• [EXERCISE DETAILS] Each entry below must be repeated word for word.

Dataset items
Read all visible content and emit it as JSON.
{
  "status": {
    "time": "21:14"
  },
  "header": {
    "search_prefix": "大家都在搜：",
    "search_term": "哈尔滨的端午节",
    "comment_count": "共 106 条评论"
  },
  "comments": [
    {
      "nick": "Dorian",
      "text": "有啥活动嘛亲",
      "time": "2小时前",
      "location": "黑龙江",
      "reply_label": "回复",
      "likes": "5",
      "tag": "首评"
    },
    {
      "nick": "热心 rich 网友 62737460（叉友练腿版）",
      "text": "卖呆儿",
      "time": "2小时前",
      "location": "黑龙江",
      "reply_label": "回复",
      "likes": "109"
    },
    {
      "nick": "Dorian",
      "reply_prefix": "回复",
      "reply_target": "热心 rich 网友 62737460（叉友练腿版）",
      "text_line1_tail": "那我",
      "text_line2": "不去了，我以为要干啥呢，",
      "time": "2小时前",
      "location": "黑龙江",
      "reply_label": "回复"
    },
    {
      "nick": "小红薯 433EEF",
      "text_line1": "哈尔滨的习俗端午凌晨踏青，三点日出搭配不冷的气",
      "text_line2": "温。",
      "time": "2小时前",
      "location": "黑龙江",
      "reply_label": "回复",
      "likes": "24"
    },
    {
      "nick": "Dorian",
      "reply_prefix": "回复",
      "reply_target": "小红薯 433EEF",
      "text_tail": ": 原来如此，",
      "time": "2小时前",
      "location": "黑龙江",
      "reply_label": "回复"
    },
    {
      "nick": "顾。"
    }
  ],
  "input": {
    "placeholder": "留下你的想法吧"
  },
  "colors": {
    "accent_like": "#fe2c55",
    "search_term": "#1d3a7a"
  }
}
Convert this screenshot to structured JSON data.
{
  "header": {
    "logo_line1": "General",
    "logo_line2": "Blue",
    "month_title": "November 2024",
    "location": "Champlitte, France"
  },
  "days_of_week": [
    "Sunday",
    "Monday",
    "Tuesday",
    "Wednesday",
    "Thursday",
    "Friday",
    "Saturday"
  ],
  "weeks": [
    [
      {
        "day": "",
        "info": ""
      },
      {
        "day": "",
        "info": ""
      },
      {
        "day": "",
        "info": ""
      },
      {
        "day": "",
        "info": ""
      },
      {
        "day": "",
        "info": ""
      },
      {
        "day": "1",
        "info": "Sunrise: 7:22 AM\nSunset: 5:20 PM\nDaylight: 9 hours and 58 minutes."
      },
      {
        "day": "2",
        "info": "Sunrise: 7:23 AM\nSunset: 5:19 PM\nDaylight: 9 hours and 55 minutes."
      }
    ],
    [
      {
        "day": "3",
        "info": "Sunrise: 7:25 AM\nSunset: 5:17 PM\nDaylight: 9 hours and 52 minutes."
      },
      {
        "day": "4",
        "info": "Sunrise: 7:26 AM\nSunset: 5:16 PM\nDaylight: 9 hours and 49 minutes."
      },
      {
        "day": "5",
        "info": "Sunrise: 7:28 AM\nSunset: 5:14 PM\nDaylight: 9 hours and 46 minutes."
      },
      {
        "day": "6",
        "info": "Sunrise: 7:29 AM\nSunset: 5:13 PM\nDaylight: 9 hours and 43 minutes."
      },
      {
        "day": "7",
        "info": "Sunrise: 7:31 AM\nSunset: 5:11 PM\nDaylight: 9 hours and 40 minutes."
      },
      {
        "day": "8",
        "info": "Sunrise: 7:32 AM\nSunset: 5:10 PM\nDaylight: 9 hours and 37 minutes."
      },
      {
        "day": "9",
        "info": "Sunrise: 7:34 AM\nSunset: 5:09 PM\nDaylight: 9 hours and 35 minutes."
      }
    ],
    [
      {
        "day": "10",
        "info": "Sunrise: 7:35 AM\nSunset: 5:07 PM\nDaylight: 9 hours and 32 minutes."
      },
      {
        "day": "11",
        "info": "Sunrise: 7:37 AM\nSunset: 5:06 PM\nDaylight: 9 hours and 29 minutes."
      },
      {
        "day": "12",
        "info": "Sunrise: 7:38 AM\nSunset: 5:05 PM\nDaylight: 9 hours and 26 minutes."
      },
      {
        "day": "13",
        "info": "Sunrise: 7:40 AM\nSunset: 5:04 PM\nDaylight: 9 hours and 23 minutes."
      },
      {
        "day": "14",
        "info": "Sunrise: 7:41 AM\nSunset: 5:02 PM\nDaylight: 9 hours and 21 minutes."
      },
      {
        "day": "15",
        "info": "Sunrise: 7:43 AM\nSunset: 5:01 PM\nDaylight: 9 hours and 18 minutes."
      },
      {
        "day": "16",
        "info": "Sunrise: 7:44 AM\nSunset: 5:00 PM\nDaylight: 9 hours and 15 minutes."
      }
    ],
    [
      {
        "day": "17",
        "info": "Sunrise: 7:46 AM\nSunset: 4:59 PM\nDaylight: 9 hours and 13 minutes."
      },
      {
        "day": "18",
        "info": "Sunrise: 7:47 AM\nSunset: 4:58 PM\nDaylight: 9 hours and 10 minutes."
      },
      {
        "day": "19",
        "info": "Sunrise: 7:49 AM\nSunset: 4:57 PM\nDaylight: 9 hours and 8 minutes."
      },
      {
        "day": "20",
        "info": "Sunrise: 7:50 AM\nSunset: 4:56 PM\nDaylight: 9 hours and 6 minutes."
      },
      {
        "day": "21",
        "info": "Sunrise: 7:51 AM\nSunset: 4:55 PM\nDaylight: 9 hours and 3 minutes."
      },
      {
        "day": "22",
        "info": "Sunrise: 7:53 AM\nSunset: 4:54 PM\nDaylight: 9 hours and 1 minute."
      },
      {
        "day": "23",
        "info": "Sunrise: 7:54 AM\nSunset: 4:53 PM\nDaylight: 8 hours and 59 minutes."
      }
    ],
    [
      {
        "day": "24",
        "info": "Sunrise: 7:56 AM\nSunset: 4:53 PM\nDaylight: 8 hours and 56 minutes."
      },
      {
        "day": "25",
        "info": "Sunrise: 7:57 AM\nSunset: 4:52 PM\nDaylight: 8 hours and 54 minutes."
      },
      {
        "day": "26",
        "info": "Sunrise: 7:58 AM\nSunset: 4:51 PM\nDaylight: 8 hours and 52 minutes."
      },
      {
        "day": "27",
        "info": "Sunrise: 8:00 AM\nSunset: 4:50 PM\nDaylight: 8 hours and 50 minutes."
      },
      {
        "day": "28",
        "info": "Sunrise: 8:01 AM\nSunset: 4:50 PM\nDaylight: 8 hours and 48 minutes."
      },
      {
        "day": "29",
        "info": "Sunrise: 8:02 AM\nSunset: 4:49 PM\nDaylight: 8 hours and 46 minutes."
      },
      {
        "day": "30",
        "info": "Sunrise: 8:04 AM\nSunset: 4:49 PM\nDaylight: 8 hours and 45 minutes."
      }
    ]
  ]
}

• [EXERCISE RESULT]
Read all visible content and emit it as JSON.
{
  "status": {
    "time": "21:14"
  },
  "header": {
    "search_prefix": "大家都在搜：",
    "search_term": "哈尔滨的端午节",
    "comment_count": "共 106 条评论"
  },
  "comments": [
    {
      "nick": "Dorian",
      "text": "有啥活动嘛亲",
      "time": "2小时前",
      "location": "黑龙江",
      "reply_label": "回复",
      "likes": "5",
      "tag": "首评"
    },
    {
      "nick": "热心 rich 网友 62737460（叉友练腿版）",
      "text": "卖呆儿",
      "time": "2小时前",
      "location": "黑龙江",
      "reply_label": "回复",
      "likes": "109"
    },
    {
      "nick": "Dorian",
      "reply_prefix": "回复",
      "reply_target": "热心 rich 网友 62737460（叉友练腿版）",
      "text_line1_tail": "那我",
      "text_line2": "不去了，我以为要干啥呢，",
      "time": "2小时前",
      "location": "黑龙江",
      "reply_label": "回复"
    },
    {
      "nick": "小红薯 433EEF",
      "text_line1": "哈尔滨的习俗端午凌晨踏青，三点日出搭配不冷的气",
      "text_line2": "温。",
      "time": "2小时前",
      "location": "黑龙江",
      "reply_label": "回复",
      "likes": "24"
    },
    {
      "nick": "Dorian",
      "reply_prefix": "回复",
      "reply_target": "小红薯 433EEF",
      "text_tail": ": 原来如此，",
      "time": "2小时前",
      "location": "黑龙江",
      "reply_label": "回复"
    },
    {
      "nick": "顾。"
    }
  ],
  "input": {
    "placeholder": "留下你的想法吧"
  },
  "colors": {
    "accent_like": "#fe2c55",
    "search_term": "#1d3a7a"
  }
}
Convert this screenshot to structured JSON data.
{
  "header": {
    "logo_line1": "General",
    "logo_line2": "Blue",
    "month_title": "November 2024",
    "location": "Champlitte, France"
  },
  "days_of_week": [
    "Sunday",
    "Monday",
    "Tuesday",
    "Wednesday",
    "Thursday",
    "Friday",
    "Saturday"
  ],
  "weeks": [
    [
      {
        "day": "",
        "info": ""
      },
      {
        "day": "",
        "info": ""
      },
      {
        "day": "",
        "info": ""
      },
      {
        "day": "",
        "info": ""
      },
      {
        "day": "",
        "info": ""
      },
      {
        "day": "1",
        "info": "Sunrise: 7:22 AM\nSunset: 5:20 PM\nDaylight: 9 hours and 58 minutes."
      },
      {
        "day": "2",
        "info": "Sunrise: 7:23 AM\nSunset: 5:19 PM\nDaylight: 9 hours and 55 minutes."
      }
    ],
    [
      {
        "day": "3",
        "info": "Sunrise: 7:25 AM\nSunset: 5:17 PM\nDaylight: 9 hours and 52 minutes."
      },
      {
        "day": "4",
        "info": "Sunrise: 7:26 AM\nSunset: 5:16 PM\nDaylight: 9 hours and 49 minutes."
      },
      {
        "day": "5",
        "info": "Sunrise: 7:28 AM\nSunset: 5:14 PM\nDaylight: 9 hours and 46 minutes."
      },
      {
        "day": "6",
        "info": "Sunrise: 7:29 AM\nSunset: 5:13 PM\nDaylight: 9 hours and 43 minutes."
      },
      {
        "day": "7",
        "info": "Sunrise: 7:31 AM\nSunset: 5:11 PM\nDaylight: 9 hours and 40 minutes."
      },
      {
        "day": "8",
        "info": "Sunrise: 7:32 AM\nSunset: 5:10 PM\nDaylight: 9 hours and 37 minutes."
      },
      {
        "day": "9",
        "info": "Sunrise: 7:34 AM\nSunset: 5:09 PM\nDaylight: 9 hours and 35 minutes."
      }
    ],
    [
      {
        "day": "10",
        "info": "Sunrise: 7:35 AM\nSunset: 5:07 PM\nDaylight: 9 hours and 32 minutes."
      },
      {
        "day": "11",
        "info": "Sunrise: 7:37 AM\nSunset: 5:06 PM\nDaylight: 9 hours and 29 minutes."
      },
      {
        "day": "12",
        "info": "Sunrise: 7:38 AM\nSunset: 5:05 PM\nDaylight: 9 hours and 26 minutes."
      },
      {
        "day": "13",
        "info": "Sunrise: 7:40 AM\nSunset: 5:04 PM\nDaylight: 9 hours and 23 minutes."
      },
      {
        "day": "14",
        "info": "Sunrise: 7:41 AM\nSunset: 5:02 PM\nDaylight: 9 hours and 21 minutes."
      },
      {
        "day": "15",
        "info": "Sunrise: 7:43 AM\nSunset: 5:01 PM\nDaylight: 9 hours and 18 minutes."
      },
      {
        "day": "16",
        "info": "Sunrise: 7:44 AM\nSunset: 5:00 PM\nDaylight: 9 hours and 15 minutes."
      }
    ],
    [
      {
        "day": "17",
        "info": "Sunrise: 7:46 AM\nSunset: 4:59 PM\nDaylight: 9 hours and 13 minutes."
      },
      {
        "day": "18",
        "info": "Sunrise: 7:47 AM\nSunset: 4:58 PM\nDaylight: 9 hours and 10 minutes."
      },
      {
        "day": "19",
        "info": "Sunrise: 7:49 AM\nSunset: 4:57 PM\nDaylight: 9 hours and 8 minutes."
      },
      {
        "day": "20",
        "info": "Sunrise: 7:50 AM\nSunset: 4:56 PM\nDaylight: 9 hours and 6 minutes."
      },
      {
        "day": "21",
        "info": "Sunrise: 7:51 AM\nSunset: 4:55 PM\nDaylight: 9 hours and 3 minutes."
      },
      {
        "day": "22",
        "info": "Sunrise: 7:53 AM\nSunset: 4:54 PM\nDaylight: 9 hours and 1 minute."
      },
      {
        "day": "23",
        "info": "Sunrise: 7:54 AM\nSunset: 4:53 PM\nDaylight: 8 hours and 59 minutes."
      }
    ],
    [
      {
        "day": "24",
        "info": "Sunrise: 7:56 AM\nSunset: 4:53 PM\nDaylight: 8 hours and 56 minutes."
      },
      {
        "day": "25",
        "info": "Sunrise: 7:57 AM\nSunset: 4:52 PM\nDaylight: 8 hours and 54 minutes."
      },
      {
        "day": "26",
        "info": "Sunrise: 7:58 AM\nSunset: 4:51 PM\nDaylight: 8 hours and 52 minutes."
      },
      {
        "day": "27",
        "info": "Sunrise: 8:00 AM\nSunset: 4:50 PM\nDaylight: 8 hours and 50 minutes."
      },
      {
        "day": "28",
        "info": "Sunrise: 8:01 AM\nSunset: 4:50 PM\nDaylight: 8 hours and 48 minutes."
      },
      {
        "day": "29",
        "info": "Sunrise: 8:02 AM\nSunset: 4:49 PM\nDaylight: 8 hours and 46 minutes."
      },
      {
        "day": "30",
        "info": "Sunrise: 8:04 AM\nSunset: 4:49 PM\nDaylight: 8 hours and 45 minutes."
      }
    ]
  ]
}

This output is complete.